§ Stored rows:
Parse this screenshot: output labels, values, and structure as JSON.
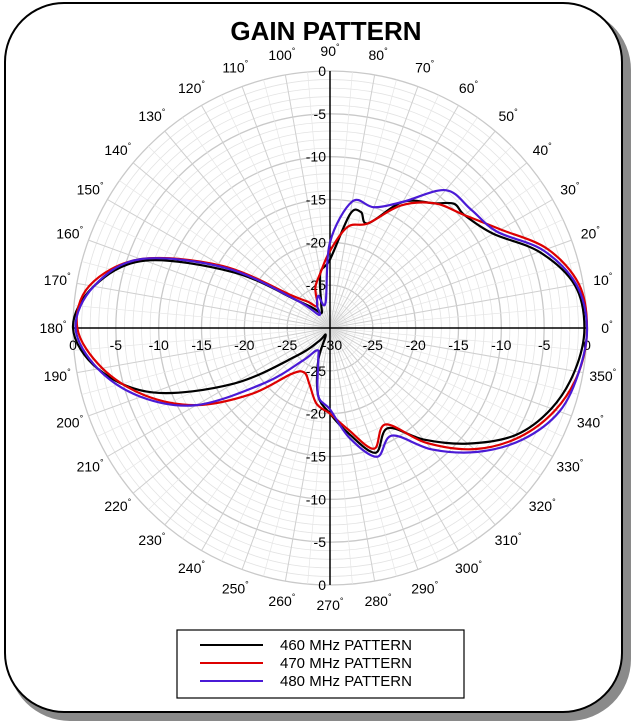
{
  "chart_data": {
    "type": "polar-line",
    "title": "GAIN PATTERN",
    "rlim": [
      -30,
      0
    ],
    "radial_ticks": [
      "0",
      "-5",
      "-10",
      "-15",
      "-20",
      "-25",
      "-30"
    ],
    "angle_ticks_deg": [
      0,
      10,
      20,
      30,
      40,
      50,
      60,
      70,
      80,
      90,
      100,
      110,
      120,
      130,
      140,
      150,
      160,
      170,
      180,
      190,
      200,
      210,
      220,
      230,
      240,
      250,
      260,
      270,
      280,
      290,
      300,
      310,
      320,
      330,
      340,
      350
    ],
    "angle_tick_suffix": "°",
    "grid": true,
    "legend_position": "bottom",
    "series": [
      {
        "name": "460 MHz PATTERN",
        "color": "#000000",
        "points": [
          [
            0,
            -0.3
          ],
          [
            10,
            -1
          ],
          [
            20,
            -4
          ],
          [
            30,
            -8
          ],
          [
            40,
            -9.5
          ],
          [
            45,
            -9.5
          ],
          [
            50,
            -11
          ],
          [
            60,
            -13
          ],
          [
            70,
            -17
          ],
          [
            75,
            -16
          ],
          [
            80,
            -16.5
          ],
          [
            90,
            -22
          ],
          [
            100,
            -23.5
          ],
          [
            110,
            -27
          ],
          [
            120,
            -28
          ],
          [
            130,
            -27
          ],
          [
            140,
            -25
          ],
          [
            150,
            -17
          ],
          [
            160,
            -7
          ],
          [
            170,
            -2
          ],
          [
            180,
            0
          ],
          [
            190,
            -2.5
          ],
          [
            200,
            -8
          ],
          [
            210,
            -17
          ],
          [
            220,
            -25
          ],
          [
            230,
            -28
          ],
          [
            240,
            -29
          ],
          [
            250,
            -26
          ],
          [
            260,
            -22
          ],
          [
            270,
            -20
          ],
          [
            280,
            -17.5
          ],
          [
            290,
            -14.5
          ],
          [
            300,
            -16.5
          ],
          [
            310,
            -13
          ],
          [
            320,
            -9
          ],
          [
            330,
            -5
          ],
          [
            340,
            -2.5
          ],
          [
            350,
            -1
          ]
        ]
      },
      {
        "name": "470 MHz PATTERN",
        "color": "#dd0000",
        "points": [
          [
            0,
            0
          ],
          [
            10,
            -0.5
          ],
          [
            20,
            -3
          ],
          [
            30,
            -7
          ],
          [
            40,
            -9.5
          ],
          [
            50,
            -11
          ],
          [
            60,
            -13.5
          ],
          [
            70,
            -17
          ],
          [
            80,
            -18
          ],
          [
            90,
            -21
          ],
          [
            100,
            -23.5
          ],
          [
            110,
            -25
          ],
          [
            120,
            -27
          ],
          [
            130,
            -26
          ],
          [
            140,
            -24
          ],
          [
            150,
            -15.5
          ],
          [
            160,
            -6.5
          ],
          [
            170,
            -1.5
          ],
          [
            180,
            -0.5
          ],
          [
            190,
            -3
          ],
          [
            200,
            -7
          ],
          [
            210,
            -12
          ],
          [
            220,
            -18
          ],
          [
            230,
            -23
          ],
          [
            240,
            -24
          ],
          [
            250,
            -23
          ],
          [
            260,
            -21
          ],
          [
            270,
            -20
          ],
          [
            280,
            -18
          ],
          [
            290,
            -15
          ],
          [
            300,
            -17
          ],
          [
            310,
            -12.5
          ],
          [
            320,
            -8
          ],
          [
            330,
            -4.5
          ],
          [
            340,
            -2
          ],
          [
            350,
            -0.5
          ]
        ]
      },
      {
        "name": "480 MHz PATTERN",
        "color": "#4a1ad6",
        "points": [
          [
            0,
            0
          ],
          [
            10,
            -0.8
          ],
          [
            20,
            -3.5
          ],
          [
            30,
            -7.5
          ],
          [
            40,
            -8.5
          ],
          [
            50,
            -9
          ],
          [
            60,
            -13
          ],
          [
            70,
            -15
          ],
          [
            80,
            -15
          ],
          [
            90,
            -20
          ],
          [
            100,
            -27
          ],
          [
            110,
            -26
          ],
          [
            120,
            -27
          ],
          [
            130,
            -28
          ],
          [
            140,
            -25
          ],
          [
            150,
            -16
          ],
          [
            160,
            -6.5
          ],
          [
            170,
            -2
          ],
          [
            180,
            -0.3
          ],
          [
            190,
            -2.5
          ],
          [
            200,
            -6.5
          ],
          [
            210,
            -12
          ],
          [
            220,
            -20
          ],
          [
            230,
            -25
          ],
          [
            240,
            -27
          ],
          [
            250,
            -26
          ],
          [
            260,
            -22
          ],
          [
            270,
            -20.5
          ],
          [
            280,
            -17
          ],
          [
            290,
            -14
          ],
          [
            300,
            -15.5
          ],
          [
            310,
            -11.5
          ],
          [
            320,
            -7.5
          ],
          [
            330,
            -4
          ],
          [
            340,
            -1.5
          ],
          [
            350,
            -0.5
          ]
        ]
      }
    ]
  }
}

* * *

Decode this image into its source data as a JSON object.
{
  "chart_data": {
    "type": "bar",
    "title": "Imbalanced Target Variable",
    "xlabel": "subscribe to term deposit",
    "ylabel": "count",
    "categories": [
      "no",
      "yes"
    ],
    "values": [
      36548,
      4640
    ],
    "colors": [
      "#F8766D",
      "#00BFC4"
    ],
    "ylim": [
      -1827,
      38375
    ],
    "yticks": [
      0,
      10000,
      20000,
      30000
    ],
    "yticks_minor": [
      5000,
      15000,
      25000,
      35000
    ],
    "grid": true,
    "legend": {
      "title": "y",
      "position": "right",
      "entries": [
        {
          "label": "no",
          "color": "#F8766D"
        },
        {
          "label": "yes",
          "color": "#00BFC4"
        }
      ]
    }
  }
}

§ Written task: What is the number of lines that hold the string "this"? Reply with that number alone.

§ Final result: 2